> [Tasks and exercises]
1. In the text on messaging an ex at Christmas, who says there is "an accelerated pressure to make life happen as the year comes to an end"?
2. Transcribe the passage of the text on messaging an ex at Christmas between "Although… whatever. Do" and "can you, eh?", inclusive.
[Document text — start]
But on the other hand, for those of us who aren’t so well-adjusted, it’s more likely that reaching out to an ex will have a negative impact on your day – especially if they were actually pretty toxic. It’s worth asking yourself if you’re ready to message them: will you be OK if they don’t reply? Are you actually messaging in bad faith by expecting – or even provoking – an argument? And, more importantly – is there any point in messaging them? Do you really believe you can salvage a friendship from the ruins of your relationship?
“There’s an accelerated pressure to make life happen as the year comes to an end and Christmas can drive the plot forward,” Weber says. “The upside is that the festive season can reunite people and bring couples back together, and exes can rekindle connections, but it can also be full of fantasies. What we believe in and hope for might not be real.” So while you may both soon lapse back into that cosy sense of familiarity and rediscover your old rapport, if the conversation drags on into the new year it’s likely their irritating or toxic traits will soon bubble up to the surface again. As Danny puts it: “there’s a reason why you broke up and Christmas isn’t gonna fix that, is it?”
Although… whatever. Do what you want – the festive season is a lawless time. Embrace the chaos! Emotions are already running high, so why not throw a cat amongst the pigeons in the form of a badly-worded text to your ex? It’s Christmas after all. And if you can’t say it at Christmas, when can you, eh?
[Document text — finish]
[Source information — start]
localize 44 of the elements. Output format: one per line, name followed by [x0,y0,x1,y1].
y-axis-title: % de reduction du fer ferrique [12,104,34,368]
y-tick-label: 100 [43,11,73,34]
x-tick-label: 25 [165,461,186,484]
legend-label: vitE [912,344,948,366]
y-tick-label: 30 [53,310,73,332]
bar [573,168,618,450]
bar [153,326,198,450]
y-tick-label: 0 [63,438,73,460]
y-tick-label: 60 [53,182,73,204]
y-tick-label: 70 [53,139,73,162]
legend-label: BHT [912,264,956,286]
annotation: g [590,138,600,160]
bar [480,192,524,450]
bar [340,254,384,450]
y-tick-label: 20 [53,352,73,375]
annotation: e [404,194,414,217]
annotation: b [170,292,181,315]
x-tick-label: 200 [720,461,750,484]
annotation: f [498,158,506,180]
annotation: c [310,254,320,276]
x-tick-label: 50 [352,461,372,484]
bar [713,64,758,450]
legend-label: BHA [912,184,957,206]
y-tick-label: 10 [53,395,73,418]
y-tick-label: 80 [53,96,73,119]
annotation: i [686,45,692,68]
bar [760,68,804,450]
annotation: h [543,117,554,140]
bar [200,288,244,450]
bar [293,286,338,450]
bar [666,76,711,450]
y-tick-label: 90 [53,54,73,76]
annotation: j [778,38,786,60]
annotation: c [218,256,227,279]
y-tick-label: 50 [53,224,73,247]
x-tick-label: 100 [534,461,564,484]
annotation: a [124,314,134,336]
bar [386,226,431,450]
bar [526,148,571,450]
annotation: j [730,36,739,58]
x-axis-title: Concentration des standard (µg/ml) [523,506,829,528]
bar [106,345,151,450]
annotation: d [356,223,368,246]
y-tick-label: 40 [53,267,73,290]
[Source information — finish]
> [Expected responses]
1. Weber

2.
Although… whatever. Do what you want – the festive season is a lawless time. Embrace the chaos! Emotions are already running high, so why not throw a cat amongst the pigeons in the form of a badly-worded text to your ex? It’s Christmas after all. And if you can’t say it at Christmas, when can you, eh?